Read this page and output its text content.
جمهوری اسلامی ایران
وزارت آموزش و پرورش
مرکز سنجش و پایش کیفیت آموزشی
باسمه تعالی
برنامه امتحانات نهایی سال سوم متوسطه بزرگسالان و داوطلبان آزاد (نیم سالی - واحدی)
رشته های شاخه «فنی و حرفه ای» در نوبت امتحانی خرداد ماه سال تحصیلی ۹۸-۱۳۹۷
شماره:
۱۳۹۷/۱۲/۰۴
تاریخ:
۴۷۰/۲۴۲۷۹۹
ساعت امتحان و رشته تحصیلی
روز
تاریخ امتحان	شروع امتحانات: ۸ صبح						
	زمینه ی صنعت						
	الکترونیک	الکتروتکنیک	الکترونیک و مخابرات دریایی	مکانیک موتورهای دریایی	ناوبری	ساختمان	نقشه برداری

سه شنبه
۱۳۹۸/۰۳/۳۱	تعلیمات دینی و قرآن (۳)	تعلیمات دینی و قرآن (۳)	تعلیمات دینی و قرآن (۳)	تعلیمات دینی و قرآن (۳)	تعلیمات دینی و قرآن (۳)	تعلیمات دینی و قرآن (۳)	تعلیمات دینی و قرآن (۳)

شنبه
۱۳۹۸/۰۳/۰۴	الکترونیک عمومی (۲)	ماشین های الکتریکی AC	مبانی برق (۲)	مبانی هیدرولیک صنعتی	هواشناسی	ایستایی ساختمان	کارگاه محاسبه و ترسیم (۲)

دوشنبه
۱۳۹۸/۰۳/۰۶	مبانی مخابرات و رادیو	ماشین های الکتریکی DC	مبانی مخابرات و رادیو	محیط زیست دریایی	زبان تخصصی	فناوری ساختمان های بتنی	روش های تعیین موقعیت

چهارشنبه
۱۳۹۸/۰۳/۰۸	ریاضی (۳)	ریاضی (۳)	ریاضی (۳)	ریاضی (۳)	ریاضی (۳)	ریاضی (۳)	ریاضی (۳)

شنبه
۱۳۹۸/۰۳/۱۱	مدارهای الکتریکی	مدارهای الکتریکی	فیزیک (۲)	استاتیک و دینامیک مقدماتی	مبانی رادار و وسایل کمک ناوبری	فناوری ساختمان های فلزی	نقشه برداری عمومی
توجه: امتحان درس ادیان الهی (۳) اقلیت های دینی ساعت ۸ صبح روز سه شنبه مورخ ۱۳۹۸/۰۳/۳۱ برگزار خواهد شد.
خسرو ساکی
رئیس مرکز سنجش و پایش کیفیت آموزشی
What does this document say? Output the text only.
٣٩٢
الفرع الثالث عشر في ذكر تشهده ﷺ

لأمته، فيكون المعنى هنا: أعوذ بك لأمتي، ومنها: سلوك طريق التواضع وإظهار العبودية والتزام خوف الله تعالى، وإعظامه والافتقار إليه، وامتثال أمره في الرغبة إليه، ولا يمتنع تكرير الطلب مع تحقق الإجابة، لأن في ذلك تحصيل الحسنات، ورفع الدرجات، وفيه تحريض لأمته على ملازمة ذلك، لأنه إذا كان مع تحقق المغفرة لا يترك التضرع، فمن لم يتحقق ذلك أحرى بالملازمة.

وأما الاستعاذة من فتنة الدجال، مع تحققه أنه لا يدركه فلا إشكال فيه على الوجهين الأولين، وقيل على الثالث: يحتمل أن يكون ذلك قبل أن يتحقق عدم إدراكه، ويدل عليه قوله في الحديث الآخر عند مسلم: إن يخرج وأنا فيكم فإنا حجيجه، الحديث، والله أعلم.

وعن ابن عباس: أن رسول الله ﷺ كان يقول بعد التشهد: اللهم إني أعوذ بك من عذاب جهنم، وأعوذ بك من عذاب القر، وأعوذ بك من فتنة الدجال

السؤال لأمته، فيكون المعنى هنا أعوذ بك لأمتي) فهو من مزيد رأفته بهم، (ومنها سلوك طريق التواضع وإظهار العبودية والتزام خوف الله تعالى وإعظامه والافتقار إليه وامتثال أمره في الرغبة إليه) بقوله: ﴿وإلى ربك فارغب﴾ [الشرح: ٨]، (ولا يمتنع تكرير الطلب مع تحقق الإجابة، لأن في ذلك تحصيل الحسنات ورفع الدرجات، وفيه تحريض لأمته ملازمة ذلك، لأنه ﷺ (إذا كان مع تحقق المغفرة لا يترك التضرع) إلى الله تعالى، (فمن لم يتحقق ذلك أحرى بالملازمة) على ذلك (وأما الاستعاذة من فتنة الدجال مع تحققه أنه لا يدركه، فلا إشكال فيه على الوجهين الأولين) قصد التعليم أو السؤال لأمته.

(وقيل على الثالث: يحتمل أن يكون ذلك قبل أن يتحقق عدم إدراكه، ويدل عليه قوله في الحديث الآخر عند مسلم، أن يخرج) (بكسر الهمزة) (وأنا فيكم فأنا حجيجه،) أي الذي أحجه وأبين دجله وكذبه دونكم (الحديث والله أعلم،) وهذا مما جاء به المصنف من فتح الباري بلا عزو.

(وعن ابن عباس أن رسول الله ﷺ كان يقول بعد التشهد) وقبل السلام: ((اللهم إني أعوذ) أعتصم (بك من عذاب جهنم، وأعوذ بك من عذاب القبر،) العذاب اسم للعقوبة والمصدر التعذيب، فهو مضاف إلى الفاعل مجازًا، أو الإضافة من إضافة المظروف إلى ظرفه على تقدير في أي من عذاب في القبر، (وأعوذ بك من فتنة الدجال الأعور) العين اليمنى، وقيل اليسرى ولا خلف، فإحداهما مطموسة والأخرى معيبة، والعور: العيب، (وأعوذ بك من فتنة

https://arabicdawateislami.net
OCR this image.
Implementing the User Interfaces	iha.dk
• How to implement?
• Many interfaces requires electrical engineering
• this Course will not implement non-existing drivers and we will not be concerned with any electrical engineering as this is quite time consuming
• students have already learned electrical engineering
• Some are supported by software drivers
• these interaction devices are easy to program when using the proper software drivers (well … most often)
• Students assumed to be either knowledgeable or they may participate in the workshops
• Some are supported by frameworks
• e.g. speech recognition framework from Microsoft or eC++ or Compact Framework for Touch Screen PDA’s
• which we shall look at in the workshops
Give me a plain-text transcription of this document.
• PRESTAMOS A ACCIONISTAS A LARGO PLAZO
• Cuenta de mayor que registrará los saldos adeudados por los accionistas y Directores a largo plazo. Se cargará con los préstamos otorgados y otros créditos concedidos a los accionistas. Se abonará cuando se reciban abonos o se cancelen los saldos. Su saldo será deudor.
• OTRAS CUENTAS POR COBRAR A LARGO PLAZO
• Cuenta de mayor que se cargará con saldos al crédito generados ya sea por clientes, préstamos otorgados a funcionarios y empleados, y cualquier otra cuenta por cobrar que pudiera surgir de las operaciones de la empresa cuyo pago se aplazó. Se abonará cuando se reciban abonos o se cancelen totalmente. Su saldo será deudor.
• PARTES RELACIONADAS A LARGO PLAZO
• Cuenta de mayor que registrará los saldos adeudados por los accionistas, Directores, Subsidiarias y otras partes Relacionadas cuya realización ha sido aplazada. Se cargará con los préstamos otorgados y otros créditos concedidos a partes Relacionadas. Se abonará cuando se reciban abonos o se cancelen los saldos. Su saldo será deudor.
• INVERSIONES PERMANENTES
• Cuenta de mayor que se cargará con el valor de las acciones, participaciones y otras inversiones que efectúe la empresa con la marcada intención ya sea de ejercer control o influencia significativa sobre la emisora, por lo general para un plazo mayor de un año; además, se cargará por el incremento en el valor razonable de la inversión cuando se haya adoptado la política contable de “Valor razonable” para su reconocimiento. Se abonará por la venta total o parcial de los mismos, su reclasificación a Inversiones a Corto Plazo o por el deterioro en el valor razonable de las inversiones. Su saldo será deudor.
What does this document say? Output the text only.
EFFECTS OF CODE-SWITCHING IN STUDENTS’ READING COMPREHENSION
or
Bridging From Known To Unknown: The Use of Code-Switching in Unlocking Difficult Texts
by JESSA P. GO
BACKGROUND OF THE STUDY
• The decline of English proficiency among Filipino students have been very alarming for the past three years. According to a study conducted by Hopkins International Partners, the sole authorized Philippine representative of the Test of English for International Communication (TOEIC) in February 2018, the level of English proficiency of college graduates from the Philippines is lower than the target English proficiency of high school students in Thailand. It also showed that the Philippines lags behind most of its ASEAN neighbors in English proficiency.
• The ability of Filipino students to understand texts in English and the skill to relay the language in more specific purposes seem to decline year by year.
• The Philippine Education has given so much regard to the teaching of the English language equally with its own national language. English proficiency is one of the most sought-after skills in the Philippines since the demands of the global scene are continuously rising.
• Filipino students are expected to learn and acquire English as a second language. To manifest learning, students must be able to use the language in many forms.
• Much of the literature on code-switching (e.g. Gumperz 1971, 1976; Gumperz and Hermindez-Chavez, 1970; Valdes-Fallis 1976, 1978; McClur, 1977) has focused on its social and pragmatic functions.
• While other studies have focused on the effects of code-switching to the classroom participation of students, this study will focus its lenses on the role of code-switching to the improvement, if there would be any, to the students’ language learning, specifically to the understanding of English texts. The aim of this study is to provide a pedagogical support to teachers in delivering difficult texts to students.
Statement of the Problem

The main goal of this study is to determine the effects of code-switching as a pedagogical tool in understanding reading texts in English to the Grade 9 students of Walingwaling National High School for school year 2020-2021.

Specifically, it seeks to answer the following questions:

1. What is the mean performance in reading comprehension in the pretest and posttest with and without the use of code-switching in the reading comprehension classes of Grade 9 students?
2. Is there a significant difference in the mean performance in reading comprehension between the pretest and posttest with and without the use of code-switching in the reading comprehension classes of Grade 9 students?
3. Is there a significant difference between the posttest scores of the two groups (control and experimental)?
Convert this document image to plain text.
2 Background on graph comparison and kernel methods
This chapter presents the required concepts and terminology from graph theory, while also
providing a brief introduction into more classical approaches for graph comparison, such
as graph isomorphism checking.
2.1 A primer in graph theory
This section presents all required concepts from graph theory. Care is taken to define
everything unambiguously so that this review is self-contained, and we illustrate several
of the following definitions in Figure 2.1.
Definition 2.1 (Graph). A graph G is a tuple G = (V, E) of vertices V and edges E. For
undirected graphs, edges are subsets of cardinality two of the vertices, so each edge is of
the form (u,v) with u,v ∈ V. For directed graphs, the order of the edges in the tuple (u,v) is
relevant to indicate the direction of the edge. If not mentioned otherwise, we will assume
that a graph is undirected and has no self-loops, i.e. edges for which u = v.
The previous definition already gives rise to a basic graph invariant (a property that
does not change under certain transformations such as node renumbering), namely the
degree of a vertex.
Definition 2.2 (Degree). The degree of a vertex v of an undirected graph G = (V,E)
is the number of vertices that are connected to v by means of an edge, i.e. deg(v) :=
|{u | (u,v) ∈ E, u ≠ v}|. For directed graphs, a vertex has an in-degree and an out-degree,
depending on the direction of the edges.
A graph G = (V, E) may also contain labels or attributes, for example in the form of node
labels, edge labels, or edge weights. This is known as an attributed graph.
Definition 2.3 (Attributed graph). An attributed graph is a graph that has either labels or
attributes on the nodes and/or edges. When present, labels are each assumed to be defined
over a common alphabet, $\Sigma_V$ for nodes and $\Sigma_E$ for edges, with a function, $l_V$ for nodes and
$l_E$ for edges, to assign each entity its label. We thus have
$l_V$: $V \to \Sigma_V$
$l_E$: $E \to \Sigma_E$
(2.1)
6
━━━━━━━━
Only a number is wanted: how many lines above include "image"?

◆ **Full output**
2